# MySQL und Bindestrich -



## Cyberlord (8. April 2004)

huhu
Ich hab n kleines prob...
In meiner DB habe ich eine Tabelle namens Yu-Gi-Oh aber sobald ich die Daten mit Select holen will bekomm ich einen Fehler.

Warning: mysql_fetch_array(): supplied argument is not a valid MySQL result resource in C:\Programme\wamp\Homepages\Serien-Archiv\inc\db_abfrage.inc.php on line 15

liegt das vielleicht an dem Bindestrich?

oder eventuell an der GET übergabe? denn ich hole mir erst den namen mit Show Tables dann hole ich mir den Namen per GET in die SQL abfrage.

weiss jemand rat?

MFG


----------



## JohannesR (8. April 2004)

Ich glaube du musst die Bindestriche mit einem Backslash escapen, sonst werden sie als Kommentarzeichen angesehen.

# # # #

▶ [DEINE AUFGABEN]
**A.** Nenne alle Verzeichnisse, die im Dateipfad der Fehlermeldung im Forenthread über MySQL und Bindestriche vorkommen, ohne Laufwerksbuchstaben und ohne Dateinamen.
**B.** Übersetze den Satz „Ich glaube du musst die Bindestriche mit einem Backslash escapen, sonst werden sie als Kommentarzeichen angesehen.“ aus dem Forenthread über MySQL und Bindestriche ins Englische.
**C.** Setze den Forenthread über MySQL und Bindestriche im Anschluss an seinen letzten Beitrag fort.

▶ [BEREITGESTELLTE DATEN]

# # # #

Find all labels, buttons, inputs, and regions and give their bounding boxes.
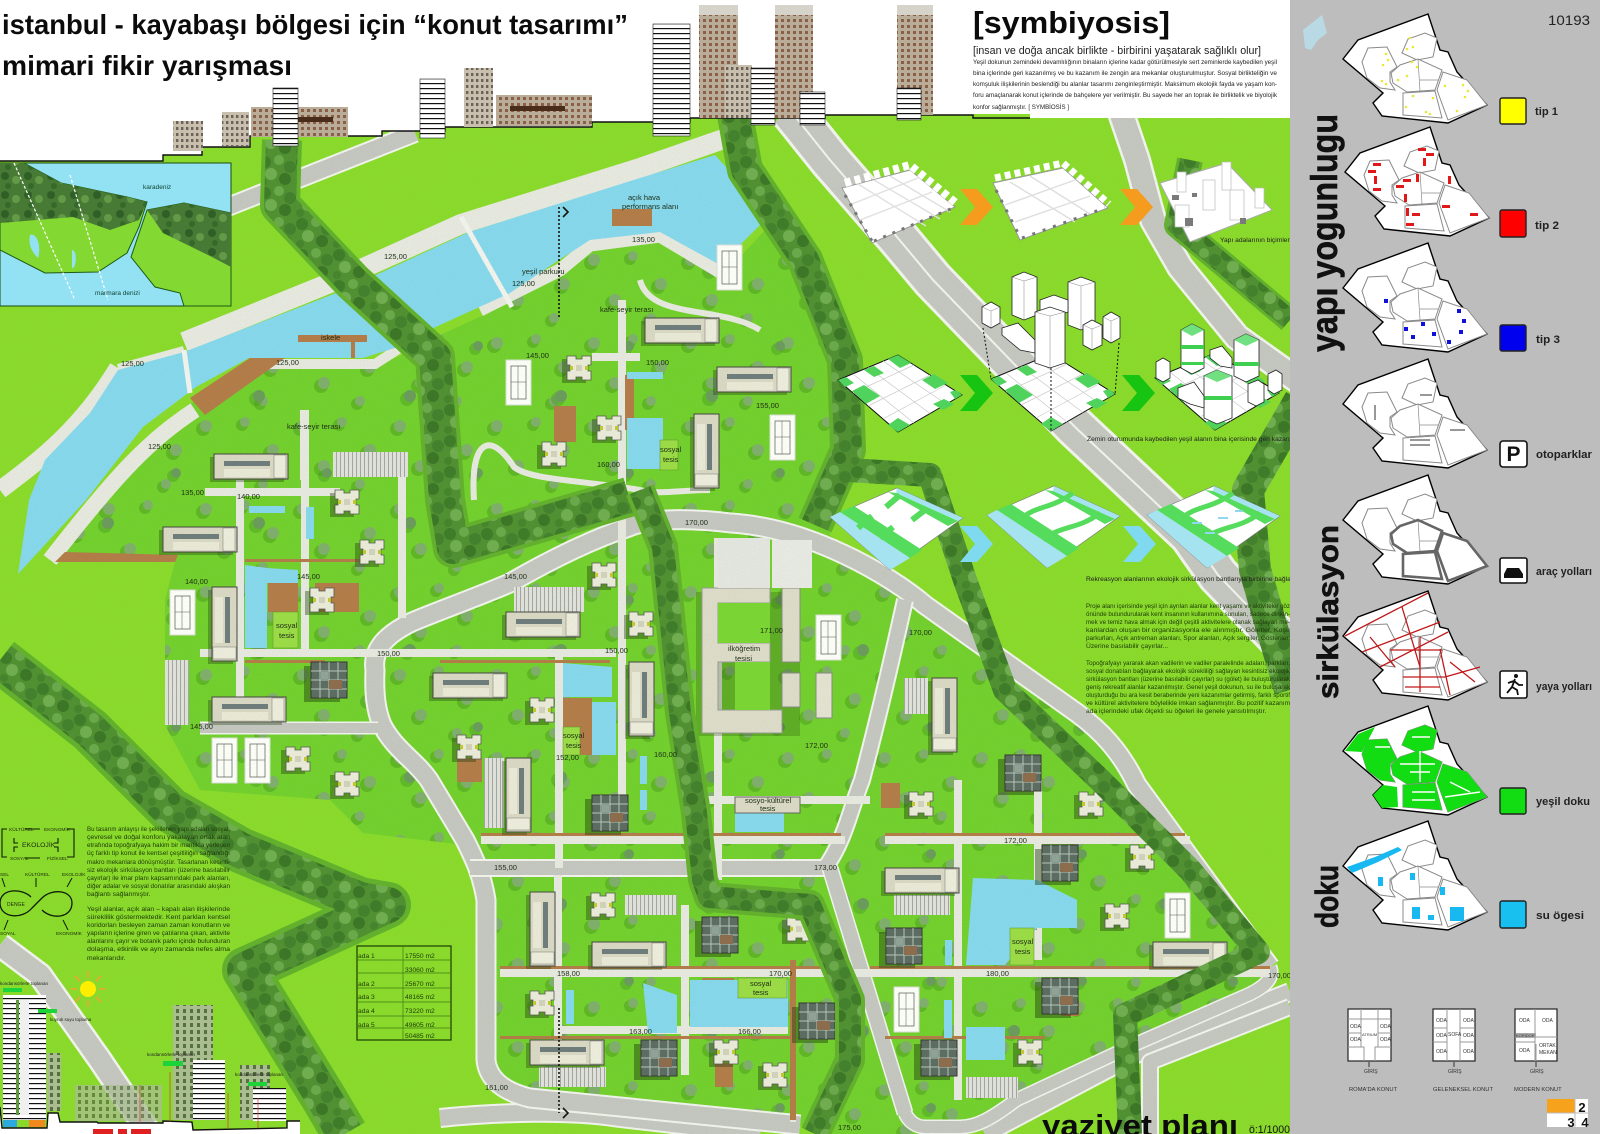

# # # #

▶ [LÖSUNGEN]
**A.** Programme, wamp, Homepages, Serien-Archiv, inc

**B.** I think you have to escape the hyphens with a backslash, otherwise they are treated as comment characters.

**C.**
----------



## Cyberlord (8. April 2004)

huhu
Hilft leider nicht :-(

wenn ich yugioh anstatt Yu-Gi-Oh schreibe funktionierts einwandfrei....
Aber das sieht dann blöd aus weil ich ja die Tabellennamen als Menü benutze

MFG


----------



## vop (8. April 2004)

Kleiner Tipp:

Benutze nicht die Tabellennamen für die Menus sondern lege  einfach eine weitere Tabelle an, in denen die zu den Tabellennamen die Menunamen ablegst
Zwei Spalten TabName und MenuName
In dieser Tabelle legst du dann zu allen Tabellen die Menunamen einmal ab:

TabName MenuName
yugioh       Yu-Gi-Oh 

Vorteil:
Du kannst dann die Menunamen auch noch netter gestalten, ohne Rücksicht auf die Schreibweise von MySql-Tabellennamen nehmen zu müssen.
Vielleicht kannst Du sogar noch html-Tags mit integrieren....

vop


----------



## Cyberlord (9. April 2004)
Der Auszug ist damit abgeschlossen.